Exercise brief:
Continue the forum thread on the Edison budget basement theater build, picking up after its final post.

Provided text:

# Edison Budget Build



## ps3forlife (Apr 13, 2014)

Some pictures of my little basement theater. Only income in a house of 3 so it's what i could on my budget. I love it though. 




Equipment :
Denon avr e300 : Reciever
Polk M70 series 2 : Fronts
Polk Cs2 series 2 : Center
Insignia Bookshelfs : Surround
NXG BAS 500 : Subwoofer
Optoma HD66 : Projector
Chromebox/PS4/Xbox 360 : Media
Soon to be corrected : 100" silver ticket screen , adding a soffit on screen wall to cover the water piping.


----------



## B- one (Jan 13, 2013)

Looks great!


----------



## willis7469 (Jan 31, 2014)

Agreed. Me like. 
Is that FFDP in the screenshot?

Given information:
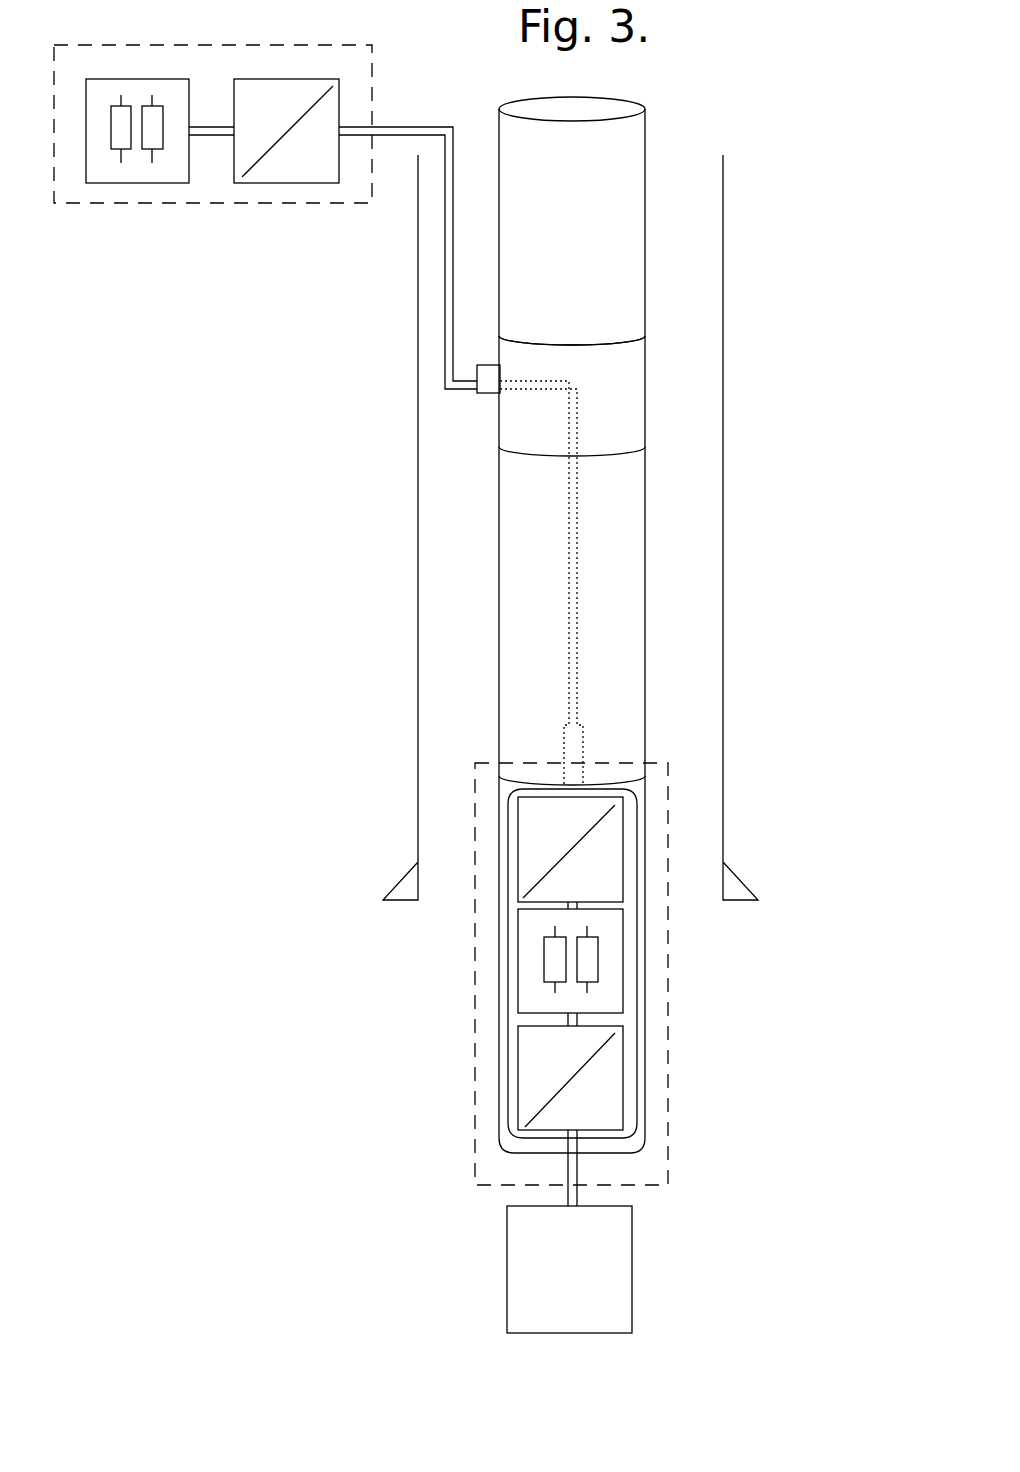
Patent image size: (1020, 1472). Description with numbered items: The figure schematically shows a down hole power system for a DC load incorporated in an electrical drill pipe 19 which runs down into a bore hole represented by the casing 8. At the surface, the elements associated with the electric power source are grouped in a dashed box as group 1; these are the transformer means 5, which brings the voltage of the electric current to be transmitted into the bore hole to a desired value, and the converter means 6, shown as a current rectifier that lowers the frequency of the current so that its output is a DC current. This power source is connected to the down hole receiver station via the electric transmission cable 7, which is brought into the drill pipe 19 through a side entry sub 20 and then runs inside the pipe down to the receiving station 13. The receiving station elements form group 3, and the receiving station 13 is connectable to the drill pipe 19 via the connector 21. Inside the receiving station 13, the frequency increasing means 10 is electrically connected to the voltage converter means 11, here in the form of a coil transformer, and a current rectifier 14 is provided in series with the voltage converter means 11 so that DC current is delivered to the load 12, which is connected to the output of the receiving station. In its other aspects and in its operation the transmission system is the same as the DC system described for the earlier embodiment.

The power source group 1 is at (372, 72).
The transformer means 5 is at (137, 183).
The converter means 6 is at (283, 183).
The casing 8 is at (724, 270).
The electrical drill pipe 19 is at (637, 154).
The side entry sub 20 is at (645, 385).
The electric transmission cable 7 is at (578, 575).
The receiver station group 3 is at (497, 763).
The connector 21 is at (670, 762).
The receiving station 13 is at (646, 962).
The frequency increasing means 10 is at (518, 845).
The voltage converter means 11 is at (518, 957).
The current rectifier 14 is at (518, 1083).
The load 12 is at (632, 1262).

Task result:
----------



## ps3forlife (Apr 13, 2014)

That actually is FFDP. Haha. That's kodi running on the Chromebox


----------



## Owen Bartley (Oct 18, 2006)

That all looks fantastic for a "budget" build! Very well done. The trimmed out built-in equipment rack gives it a really polished feel, and bumps the whole room up a notch in my opinion.


----------



## NBPk402 (Feb 21, 2012)

Looks great! :T:T

I love budget Projection HT rooms.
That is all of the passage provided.